PROBLEM TO WORK ON: Quote the whole listing word for word. Do not include the pictures.

GIVEN DATA:
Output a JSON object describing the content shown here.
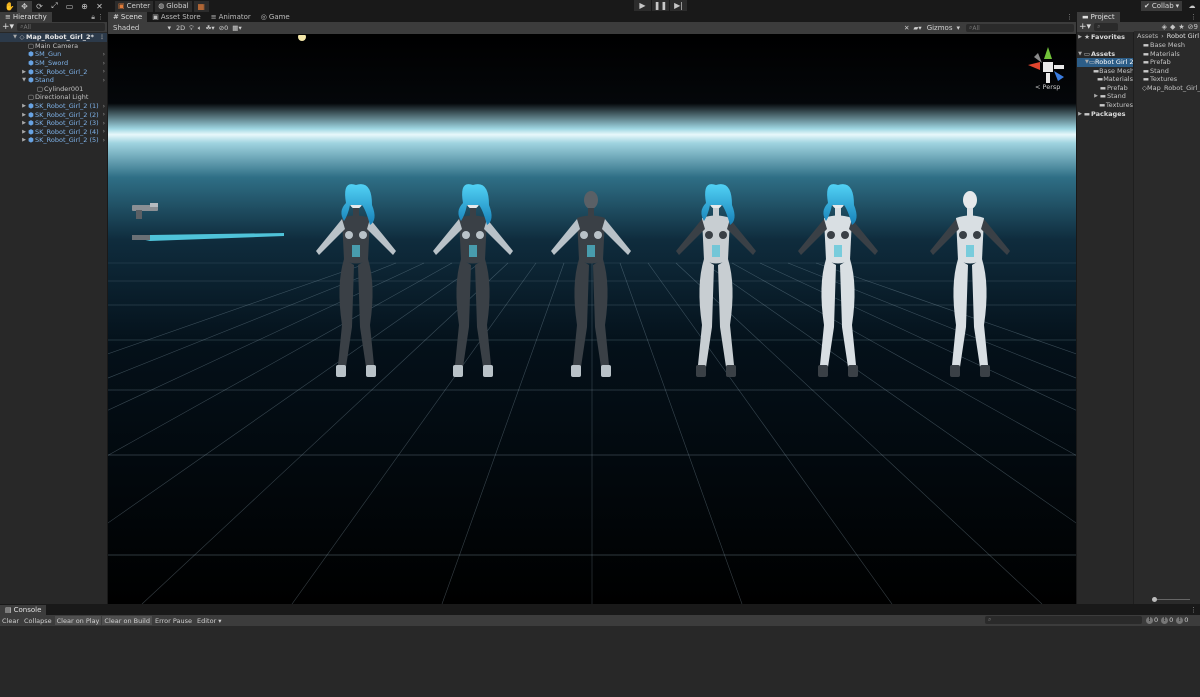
{
  "toolbar": {
    "center_label": "Center",
    "global_label": "Global",
    "collab_label": "Collab"
  },
  "hierarchy": {
    "tab_label": "Hierarchy",
    "search_placeholder": "All",
    "items": [
      {
        "label": "Map_Robot_Girl_2*",
        "depth": 0,
        "arrow": "▼",
        "icon": "scene",
        "prefab": false,
        "more": true,
        "root": true
      },
      {
        "label": "Main Camera",
        "depth": 1,
        "arrow": "",
        "icon": "object",
        "prefab": false,
        "more": false
      },
      {
        "label": "SM_Gun",
        "depth": 1,
        "arrow": "",
        "icon": "prefab",
        "prefab": true,
        "more": true
      },
      {
        "label": "SM_Sword",
        "depth": 1,
        "arrow": "",
        "icon": "prefab",
        "prefab": true,
        "more": true
      },
      {
        "label": "SK_Robot_Girl_2",
        "depth": 1,
        "arrow": "▶",
        "icon": "prefab",
        "prefab": true,
        "more": true
      },
      {
        "label": "Stand",
        "depth": 1,
        "arrow": "▼",
        "icon": "prefab",
        "prefab": true,
        "more": true
      },
      {
        "label": "Cylinder001",
        "depth": 2,
        "arrow": "",
        "icon": "object",
        "prefab": false,
        "more": false
      },
      {
        "label": "Directional Light",
        "depth": 1,
        "arrow": "",
        "icon": "object",
        "prefab": false,
        "more": false
      },
      {
        "label": "SK_Robot_Girl_2 (1)",
        "depth": 1,
        "arrow": "▶",
        "icon": "prefab",
        "prefab": true,
        "more": true
      },
      {
        "label": "SK_Robot_Girl_2 (2)",
        "depth": 1,
        "arrow": "▶",
        "icon": "prefab",
        "prefab": true,
        "more": true
      },
      {
        "label": "SK_Robot_Girl_2 (3)",
        "depth": 1,
        "arrow": "▶",
        "icon": "prefab",
        "prefab": true,
        "more": true
      },
      {
        "label": "SK_Robot_Girl_2 (4)",
        "depth": 1,
        "arrow": "▶",
        "icon": "prefab",
        "prefab": true,
        "more": true
      },
      {
        "label": "SK_Robot_Girl_2 (5)",
        "depth": 1,
        "arrow": "▶",
        "icon": "prefab",
        "prefab": true,
        "more": true
      }
    ]
  },
  "scene": {
    "tabs": [
      {
        "label": "Scene",
        "icon": "#",
        "active": true
      },
      {
        "label": "Asset Store",
        "icon": "▣",
        "active": false
      },
      {
        "label": "Animator",
        "icon": "≡",
        "active": false
      },
      {
        "label": "Game",
        "icon": "◎",
        "active": false
      }
    ],
    "shading_mode": "Shaded",
    "mode_2d": "2D",
    "hidden_count": "0",
    "gizmos_label": "Gizmos",
    "search_placeholder": "All",
    "persp_label": "< Persp",
    "sky_colors": {
      "top": "#000000",
      "horizon": "#cfeef5",
      "glow": "#5fb6c9",
      "floor": "#0a1a24"
    },
    "figures": [
      {
        "hair": "#29b6e6",
        "suit": "dark"
      },
      {
        "hair": "#29b6e6",
        "suit": "dark"
      },
      {
        "hair": "",
        "suit": "dark"
      },
      {
        "hair": "#29b6e6",
        "suit": "mixed"
      },
      {
        "hair": "#29b6e6",
        "suit": "light"
      },
      {
        "hair": "",
        "suit": "light"
      }
    ]
  },
  "project": {
    "tab_label": "Project",
    "favorites_label": "Favorites",
    "assets_label": "Assets",
    "packages_label": "Packages",
    "tree": [
      {
        "label": "Robot Girl 2",
        "depth": 1,
        "arrow": "▼",
        "selected": true
      },
      {
        "label": "Base Mesh",
        "depth": 2,
        "arrow": "",
        "selected": false
      },
      {
        "label": "Materials",
        "depth": 2,
        "arrow": "",
        "selected": false
      },
      {
        "label": "Prefab",
        "depth": 2,
        "arrow": "",
        "selected": false
      },
      {
        "label": "Stand",
        "depth": 2,
        "arrow": "▶",
        "selected": false
      },
      {
        "label": "Textures",
        "depth": 2,
        "arrow": "",
        "selected": false
      }
    ],
    "hidden_count": "9",
    "breadcrumb": [
      "Assets",
      "Robot Girl 2"
    ],
    "contents": [
      {
        "label": "Base Mesh",
        "icon": "folder"
      },
      {
        "label": "Materials",
        "icon": "folder"
      },
      {
        "label": "Prefab",
        "icon": "folder"
      },
      {
        "label": "Stand",
        "icon": "folder"
      },
      {
        "label": "Textures",
        "icon": "folder"
      },
      {
        "label": "Map_Robot_Girl_2",
        "icon": "scene"
      }
    ]
  },
  "console": {
    "tab_label": "Console",
    "buttons": [
      {
        "label": "Clear",
        "on": false
      },
      {
        "label": "Collapse",
        "on": false
      },
      {
        "label": "Clear on Play",
        "on": true
      },
      {
        "label": "Clear on Build",
        "on": true
      },
      {
        "label": "Error Pause",
        "on": false
      },
      {
        "label": "Editor ▾",
        "on": false
      }
    ],
    "log_count": "0",
    "warning_count": "0",
    "error_count": "0"
  }
}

PROBLEM SOLUTION:
Output a JSON object describing the content shown here.
{
  "toolbar": {
    "center_label": "Center",
    "global_label": "Global",
    "collab_label": "Collab"
  },
  "hierarchy": {
    "tab_label": "Hierarchy",
    "search_placeholder": "All",
    "items": [
      {
        "label": "Map_Robot_Girl_2*",
        "depth": 0,
        "arrow": "▼",
        "icon": "scene",
        "prefab": false,
        "more": true,
        "root": true
      },
      {
        "label": "Main Camera",
        "depth": 1,
        "arrow": "",
        "icon": "object",
        "prefab": false,
        "more": false
      },
      {
        "label": "SM_Gun",
        "depth": 1,
        "arrow": "",
        "icon": "prefab",
        "prefab": true,
        "more": true
      },
      {
        "label": "SM_Sword",
        "depth": 1,
        "arrow": "",
        "icon": "prefab",
        "prefab": true,
        "more": true
      },
      {
        "label": "SK_Robot_Girl_2",
        "depth": 1,
        "arrow": "▶",
        "icon": "prefab",
        "prefab": true,
        "more": true
      },
      {
        "label": "Stand",
        "depth": 1,
        "arrow": "▼",
        "icon": "prefab",
        "prefab": true,
        "more": true
      },
      {
        "label": "Cylinder001",
        "depth": 2,
        "arrow": "",
        "icon": "object",
        "prefab": false,
        "more": false
      },
      {
        "label": "Directional Light",
        "depth": 1,
        "arrow": "",
        "icon": "object",
        "prefab": false,
        "more": false
      },
      {
        "label": "SK_Robot_Girl_2 (1)",
        "depth": 1,
        "arrow": "▶",
        "icon": "prefab",
        "prefab": true,
        "more": true
      },
      {
        "label": "SK_Robot_Girl_2 (2)",
        "depth": 1,
        "arrow": "▶",
        "icon": "prefab",
        "prefab": true,
        "more": true
      },
      {
        "label": "SK_Robot_Girl_2 (3)",
        "depth": 1,
        "arrow": "▶",
        "icon": "prefab",
        "prefab": true,
        "more": true
      },
      {
        "label": "SK_Robot_Girl_2 (4)",
        "depth": 1,
        "arrow": "▶",
        "icon": "prefab",
        "prefab": true,
        "more": true
      },
      {
        "label": "SK_Robot_Girl_2 (5)",
        "depth": 1,
        "arrow": "▶",
        "icon": "prefab",
        "prefab": true,
        "more": true
      }
    ]
  },
  "scene": {
    "tabs": [
      {
        "label": "Scene",
        "icon": "#",
        "active": true
      },
      {
        "label": "Asset Store",
        "icon": "▣",
        "active": false
      },
      {
        "label": "Animator",
        "icon": "≡",
        "active": false
      },
      {
        "label": "Game",
        "icon": "◎",
        "active": false
      }
    ],
    "shading_mode": "Shaded",
    "mode_2d": "2D",
    "hidden_count": "0",
    "gizmos_label": "Gizmos",
    "search_placeholder": "All",
    "persp_label": "< Persp",
    "sky_colors": {
      "top": "#000000",
      "horizon": "#cfeef5",
      "glow": "#5fb6c9",
      "floor": "#0a1a24"
    },
    "figures": [
      {
        "hair": "#29b6e6",
        "suit": "dark"
      },
      {
        "hair": "#29b6e6",
        "suit": "dark"
      },
      {
        "hair": "",
        "suit": "dark"
      },
      {
        "hair": "#29b6e6",
        "suit": "mixed"
      },
      {
        "hair": "#29b6e6",
        "suit": "light"
      },
      {
        "hair": "",
        "suit": "light"
      }
    ]
  },
  "project": {
    "tab_label": "Project",
    "favorites_label": "Favorites",
    "assets_label": "Assets",
    "packages_label": "Packages",
    "tree": [
      {
        "label": "Robot Girl 2",
        "depth": 1,
        "arrow": "▼",
        "selected": true
      },
      {
        "label": "Base Mesh",
        "depth": 2,
        "arrow": "",
        "selected": false
      },
      {
        "label": "Materials",
        "depth": 2,
        "arrow": "",
        "selected": false
      },
      {
        "label": "Prefab",
        "depth": 2,
        "arrow": "",
        "selected": false
      },
      {
        "label": "Stand",
        "depth": 2,
        "arrow": "▶",
        "selected": false
      },
      {
        "label": "Textures",
        "depth": 2,
        "arrow": "",
        "selected": false
      }
    ],
    "hidden_count": "9",
    "breadcrumb": [
      "Assets",
      "Robot Girl 2"
    ],
    "contents": [
      {
        "label": "Base Mesh",
        "icon": "folder"
      },
      {
        "label": "Materials",
        "icon": "folder"
      },
      {
        "label": "Prefab",
        "icon": "folder"
      },
      {
        "label": "Stand",
        "icon": "folder"
      },
      {
        "label": "Textures",
        "icon": "folder"
      },
      {
        "label": "Map_Robot_Girl_2",
        "icon": "scene"
      }
    ]
  },
  "console": {
    "tab_label": "Console",
    "buttons": [
      {
        "label": "Clear",
        "on": false
      },
      {
        "label": "Collapse",
        "on": false
      },
      {
        "label": "Clear on Play",
        "on": true
      },
      {
        "label": "Clear on Build",
        "on": true
      },
      {
        "label": "Error Pause",
        "on": false
      },
      {
        "label": "Editor ▾",
        "on": false
      }
    ],
    "log_count": "0",
    "warning_count": "0",
    "error_count": "0"
  }
}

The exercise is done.